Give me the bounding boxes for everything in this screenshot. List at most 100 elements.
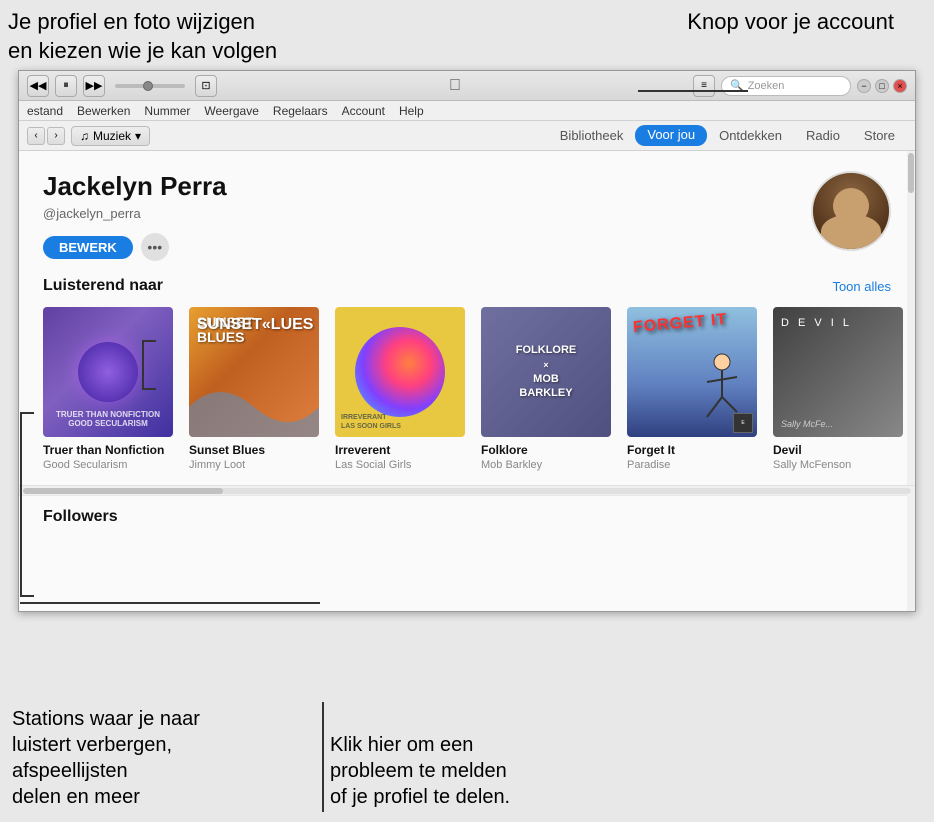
album-title: Devil — [773, 443, 903, 457]
source-selector[interactable]: ♫ Muziek ▾ — [71, 126, 150, 146]
sunset-wave — [189, 377, 319, 437]
list-view-button[interactable]: ≡ — [693, 75, 715, 97]
devil-title: D E V I L — [781, 317, 852, 329]
profile-handle: @jackelyn_perra — [43, 206, 811, 221]
menu-weergave[interactable]: Weergave — [204, 104, 258, 118]
album-title: Irreverent — [335, 443, 465, 457]
album-cover-folklore: FOLKLORE×MOBBARKLEY — [481, 307, 611, 437]
irreverent-art — [345, 317, 455, 427]
search-placeholder: Zoeken — [748, 80, 785, 92]
menu-account[interactable]: Account — [342, 104, 385, 118]
album-artist: Good Secularism — [43, 459, 173, 471]
profile-name: Jackelyn Perra — [43, 171, 811, 202]
airplay-icon: ⊡ — [201, 79, 210, 92]
rewind-button[interactable]: ◀◀ — [27, 75, 49, 97]
annotation-bottomleft-line4: delen en meer — [12, 786, 140, 808]
title-bar: ◀◀ ⏸ ▶▶ ⊡  ≡ 🔍 Zoeken − □ × — [19, 71, 915, 101]
sunset-title-text: SUNSETBLUES — [197, 315, 254, 346]
album-title: Sunset Blues — [189, 443, 319, 457]
menu-regelaars[interactable]: Regelaars — [273, 104, 328, 118]
menu-bewerken[interactable]: Bewerken — [77, 104, 130, 118]
section-title: Luisterend naar — [43, 277, 163, 295]
edit-button[interactable]: BEWERK — [43, 236, 133, 259]
annotation-topright-text: Knop voor je account — [687, 9, 894, 34]
annotation-bottomright: Klik hier om een probleem te melden of j… — [330, 732, 610, 810]
search-box[interactable]: 🔍 Zoeken — [721, 76, 851, 96]
menu-bestand[interactable]: estand — [27, 104, 63, 118]
scroll-bar-thumb[interactable] — [23, 488, 223, 494]
album-item[interactable]: FOLKLORE×MOBBARKLEY Folklore Mob Barkley — [481, 307, 611, 471]
menu-bar: estand Bewerken Nummer Weergave Regelaar… — [19, 101, 915, 121]
annotation-topleft: Je profiel en foto wijzigen en kiezen wi… — [8, 8, 308, 65]
tab-radio[interactable]: Radio — [794, 125, 852, 146]
play-pause-button[interactable]: ⏸ — [55, 75, 77, 97]
scroll-bar-area[interactable] — [19, 485, 915, 495]
album-title: Truer than Nonfiction — [43, 443, 173, 457]
window-controls: − □ × — [857, 79, 907, 93]
album-item[interactable]: FORGET IT E Forget It Paradise — [627, 307, 757, 471]
profile-section: Jackelyn Perra @jackelyn_perra BEWERK ••… — [19, 151, 915, 277]
playback-controls: ◀◀ ⏸ ▶▶ ⊡ — [27, 75, 217, 97]
annotation-topleft-line1: Je profiel en foto wijzigen — [8, 9, 255, 34]
annotation-bottomleft-line3: afspeellijsten — [12, 760, 128, 782]
annotation-topright: Knop voor je account — [687, 8, 894, 37]
bottom-divider-line — [322, 702, 324, 812]
album-artist: Las Social Girls — [335, 459, 465, 471]
nav-tabs: Bibliotheek Voor jou Ontdekken Radio Sto… — [548, 125, 907, 146]
forget-title: FORGET IT — [632, 311, 728, 337]
menu-help[interactable]: Help — [399, 104, 424, 118]
more-button[interactable]: ••• — [141, 233, 169, 261]
annotation-bottomright-line3: of je profiel te delen. — [330, 786, 510, 808]
scroll-bar-track — [23, 488, 911, 494]
forward-button[interactable]: ▶▶ — [83, 75, 105, 97]
annotation-topleft-line2: en kiezen wie je kan volgen — [8, 38, 277, 63]
devil-artist-text: Sally McFe... — [781, 419, 833, 429]
annotation-bottomleft-line2: luistert verbergen, — [12, 734, 172, 756]
album-artist: Mob Barkley — [481, 459, 611, 471]
menu-nummer[interactable]: Nummer — [144, 104, 190, 118]
tab-store[interactable]: Store — [852, 125, 907, 146]
close-button[interactable]: × — [893, 79, 907, 93]
profile-avatar — [811, 171, 891, 251]
annotation-bottomleft-line1: Stations waar je naar — [12, 708, 200, 730]
followers-title: Followers — [43, 508, 891, 526]
nav-arrows: ‹ › — [27, 127, 65, 145]
more-button-bracket — [142, 340, 156, 390]
album-cover-forget: FORGET IT E — [627, 307, 757, 437]
apple-logo:  — [449, 77, 461, 95]
album-artist: Jimmy Loot — [189, 459, 319, 471]
tab-voor-jou[interactable]: Voor jou — [635, 125, 707, 146]
annotation-bottomright-line1: Klik hier om een — [330, 734, 473, 756]
album-artist: Sally McFenson — [773, 459, 903, 471]
maximize-button[interactable]: □ — [875, 79, 889, 93]
chevron-down-icon: ▾ — [135, 129, 141, 143]
nav-back-button[interactable]: ‹ — [27, 127, 45, 145]
airplay-button[interactable]: ⊡ — [195, 75, 217, 97]
album-item[interactable]: D E V I L Sally McFe... Devil Sally McFe… — [773, 307, 903, 471]
avatar-image — [813, 173, 889, 249]
nav-forward-button[interactable]: › — [47, 127, 65, 145]
bracket-bottom-line — [20, 602, 320, 604]
album-cover-sunset: SUNSETBLUES — [189, 307, 319, 437]
left-bracket-annotation — [20, 412, 34, 597]
volume-slider-thumb[interactable] — [143, 81, 153, 91]
volume-slider[interactable] — [115, 84, 185, 88]
album-item[interactable]: SUNSETBLUES Sunset Blues Jimmy Loot — [189, 307, 319, 471]
tab-ontdekken[interactable]: Ontdekken — [707, 125, 794, 146]
album-cover-irreverent: IRREVERANTLAS SOON GIRLS — [335, 307, 465, 437]
show-all-link[interactable]: Toon alles — [832, 279, 891, 294]
title-bar-right: ≡ 🔍 Zoeken − □ × — [693, 75, 907, 97]
nav-bar: ‹ › ♫ Muziek ▾ Bibliotheek Voor jou Ontd… — [19, 121, 915, 151]
album-item[interactable]: IRREVERANTLAS SOON GIRLS Irreverent Las … — [335, 307, 465, 471]
annotation-bottomleft: Stations waar je naar luistert verbergen… — [12, 706, 302, 810]
album-cover-devil: D E V I L Sally McFe... — [773, 307, 903, 437]
album-artist: Paradise — [627, 459, 757, 471]
minimize-button[interactable]: − — [857, 79, 871, 93]
account-line — [638, 90, 748, 92]
annotation-bottomright-line2: probleem te melden — [330, 760, 507, 782]
tab-bibliotheek[interactable]: Bibliotheek — [548, 125, 636, 146]
music-note-icon: ♫ — [80, 129, 89, 143]
more-icon: ••• — [147, 239, 162, 255]
album-title: Folklore — [481, 443, 611, 457]
profile-info: Jackelyn Perra @jackelyn_perra BEWERK ••… — [43, 171, 811, 261]
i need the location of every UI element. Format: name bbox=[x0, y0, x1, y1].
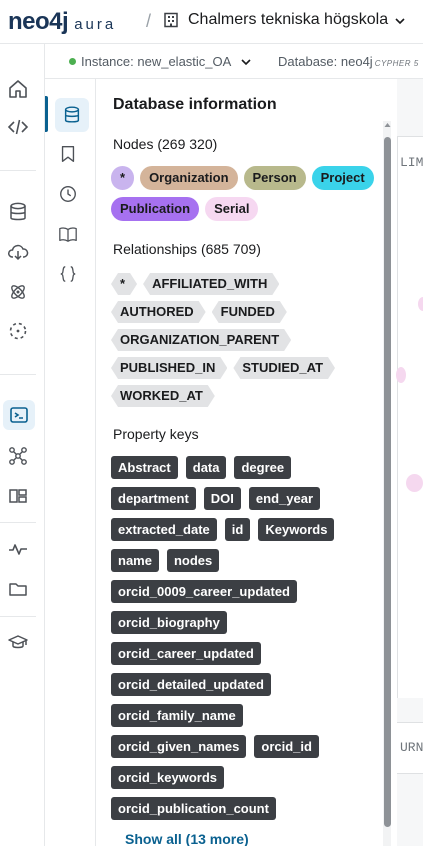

+ + + +

* [Stated exercise] Rename every occurrence of "album-title" to "album-name" across all of the rows above and reproduce them with nothing else changed. Leave the pictures out.

* [Worked solution]
Give me the bounding boxes for everything in this screenshot. List at most 100 elements.
album-name: Devil — [773, 443, 903, 457]
source-selector[interactable]: ♫ Muziek ▾ — [71, 126, 150, 146]
sunset-wave — [189, 377, 319, 437]
list-view-button[interactable]: ≡ — [693, 75, 715, 97]
devil-title: D E V I L — [781, 317, 852, 329]
profile-handle: @jackelyn_perra — [43, 206, 811, 221]
menu-weergave[interactable]: Weergave — [204, 104, 258, 118]
album-name: Irreverent — [335, 443, 465, 457]
album-cover-folklore: FOLKLORE×MOBBARKLEY — [481, 307, 611, 437]
irreverent-art — [345, 317, 455, 427]
search-placeholder: Zoeken — [748, 80, 785, 92]
menu-account[interactable]: Account — [342, 104, 385, 118]
album-artist: Good Secularism — [43, 459, 173, 471]
profile-name: Jackelyn Perra — [43, 171, 811, 202]
airplay-icon: ⊡ — [201, 79, 210, 92]
rewind-button[interactable]: ◀◀ — [27, 75, 49, 97]
annotation-bottomleft-line4: delen en meer — [12, 786, 140, 808]
title-bar: ◀◀ ⏸ ▶▶ ⊡  ≡ 🔍 Zoeken − □ × — [19, 71, 915, 101]
sunset-title-text: SUNSETBLUES — [197, 315, 254, 346]
album-name: Sunset Blues — [189, 443, 319, 457]
menu-regelaars[interactable]: Regelaars — [273, 104, 328, 118]
menu-bewerken[interactable]: Bewerken — [77, 104, 130, 118]
section-title: Luisterend naar — [43, 277, 163, 295]
edit-button[interactable]: BEWERK — [43, 236, 133, 259]
annotation-topright-text: Knop voor je account — [687, 9, 894, 34]
annotation-bottomright: Klik hier om een probleem te melden of j… — [330, 732, 610, 810]
search-box[interactable]: 🔍 Zoeken — [721, 76, 851, 96]
menu-bestand[interactable]: estand — [27, 104, 63, 118]
scroll-bar-thumb[interactable] — [23, 488, 223, 494]
album-item[interactable]: FOLKLORE×MOBBARKLEY Folklore Mob Barkley — [481, 307, 611, 471]
menu-bar: estand Bewerken Nummer Weergave Regelaar… — [19, 101, 915, 121]
annotation-topleft: Je profiel en foto wijzigen en kiezen wi… — [8, 8, 308, 65]
tab-radio[interactable]: Radio — [794, 125, 852, 146]
play-pause-button[interactable]: ⏸ — [55, 75, 77, 97]
scroll-bar-area[interactable] — [19, 485, 915, 495]
album-name: Truer than Nonfiction — [43, 443, 173, 457]
window-controls: − □ × — [857, 79, 907, 93]
album-item[interactable]: FORGET IT E Forget It Paradise — [627, 307, 757, 471]
profile-section: Jackelyn Perra @jackelyn_perra BEWERK ••… — [19, 151, 915, 277]
playback-controls: ◀◀ ⏸ ▶▶ ⊡ — [27, 75, 217, 97]
annotation-topleft-line1: Je profiel en foto wijzigen — [8, 9, 255, 34]
annotation-bottomleft-line3: afspeellijsten — [12, 760, 128, 782]
annotation-topright: Knop voor je account — [687, 8, 894, 37]
bottom-divider-line — [322, 702, 324, 812]
album-artist: Las Social Girls — [335, 459, 465, 471]
nav-tabs: Bibliotheek Voor jou Ontdekken Radio Sto… — [548, 125, 907, 146]
forget-title: FORGET IT — [632, 311, 728, 337]
menu-help[interactable]: Help — [399, 104, 424, 118]
more-button[interactable]: ••• — [141, 233, 169, 261]
annotation-bottomright-line3: of je profiel te delen. — [330, 786, 510, 808]
scroll-bar-track — [23, 488, 911, 494]
forward-button[interactable]: ▶▶ — [83, 75, 105, 97]
annotation-topleft-line2: en kiezen wie je kan volgen — [8, 38, 277, 63]
devil-artist-text: Sally McFe... — [781, 419, 833, 429]
annotation-bottomleft-line2: luistert verbergen, — [12, 734, 172, 756]
album-artist: Mob Barkley — [481, 459, 611, 471]
menu-nummer[interactable]: Nummer — [144, 104, 190, 118]
tab-store[interactable]: Store — [852, 125, 907, 146]
close-button[interactable]: × — [893, 79, 907, 93]
profile-avatar — [811, 171, 891, 251]
annotation-bottomleft-line1: Stations waar je naar — [12, 708, 200, 730]
followers-title: Followers — [43, 508, 891, 526]
nav-arrows: ‹ › — [27, 127, 65, 145]
more-button-bracket — [142, 340, 156, 390]
album-cover-forget: FORGET IT E — [627, 307, 757, 437]
apple-logo:  — [449, 77, 461, 95]
album-artist: Jimmy Loot — [189, 459, 319, 471]
tab-voor-jou[interactable]: Voor jou — [635, 125, 707, 146]
annotation-bottomright-line1: Klik hier om een — [330, 734, 473, 756]
album-artist: Sally McFenson — [773, 459, 903, 471]
maximize-button[interactable]: □ — [875, 79, 889, 93]
chevron-down-icon: ▾ — [135, 129, 141, 143]
nav-back-button[interactable]: ‹ — [27, 127, 45, 145]
airplay-button[interactable]: ⊡ — [195, 75, 217, 97]
album-item[interactable]: D E V I L Sally McFe... Devil Sally McFe… — [773, 307, 903, 471]
avatar-image — [813, 173, 889, 249]
nav-forward-button[interactable]: › — [47, 127, 65, 145]
bracket-bottom-line — [20, 602, 320, 604]
album-cover-sunset: SUNSETBLUES — [189, 307, 319, 437]
left-bracket-annotation — [20, 412, 34, 597]
volume-slider-thumb[interactable] — [143, 81, 153, 91]
volume-slider[interactable] — [115, 84, 185, 88]
album-item[interactable]: SUNSETBLUES Sunset Blues Jimmy Loot — [189, 307, 319, 471]
tab-ontdekken[interactable]: Ontdekken — [707, 125, 794, 146]
album-cover-irreverent: IRREVERANTLAS SOON GIRLS — [335, 307, 465, 437]
show-all-link[interactable]: Toon alles — [832, 279, 891, 294]
title-bar-right: ≡ 🔍 Zoeken − □ × — [693, 75, 907, 97]
nav-bar: ‹ › ♫ Muziek ▾ Bibliotheek Voor jou Ontd… — [19, 121, 915, 151]
album-item[interactable]: IRREVERANTLAS SOON GIRLS Irreverent Las … — [335, 307, 465, 471]
annotation-bottomleft: Stations waar je naar luistert verbergen… — [12, 706, 302, 810]
album-cover-devil: D E V I L Sally McFe... — [773, 307, 903, 437]
album-artist: Paradise — [627, 459, 757, 471]
minimize-button[interactable]: − — [857, 79, 871, 93]
account-line — [638, 90, 748, 92]
annotation-bottomright-line2: probleem te melden — [330, 760, 507, 782]
tab-bibliotheek[interactable]: Bibliotheek — [548, 125, 636, 146]
music-note-icon: ♫ — [80, 129, 89, 143]
more-icon: ••• — [147, 239, 162, 255]
album-name: Folklore — [481, 443, 611, 457]
profile-info: Jackelyn Perra @jackelyn_perra BEWERK ••… — [43, 171, 811, 261]
i need the location of every UI element. Format: name bbox=[x0, y0, x1, y1].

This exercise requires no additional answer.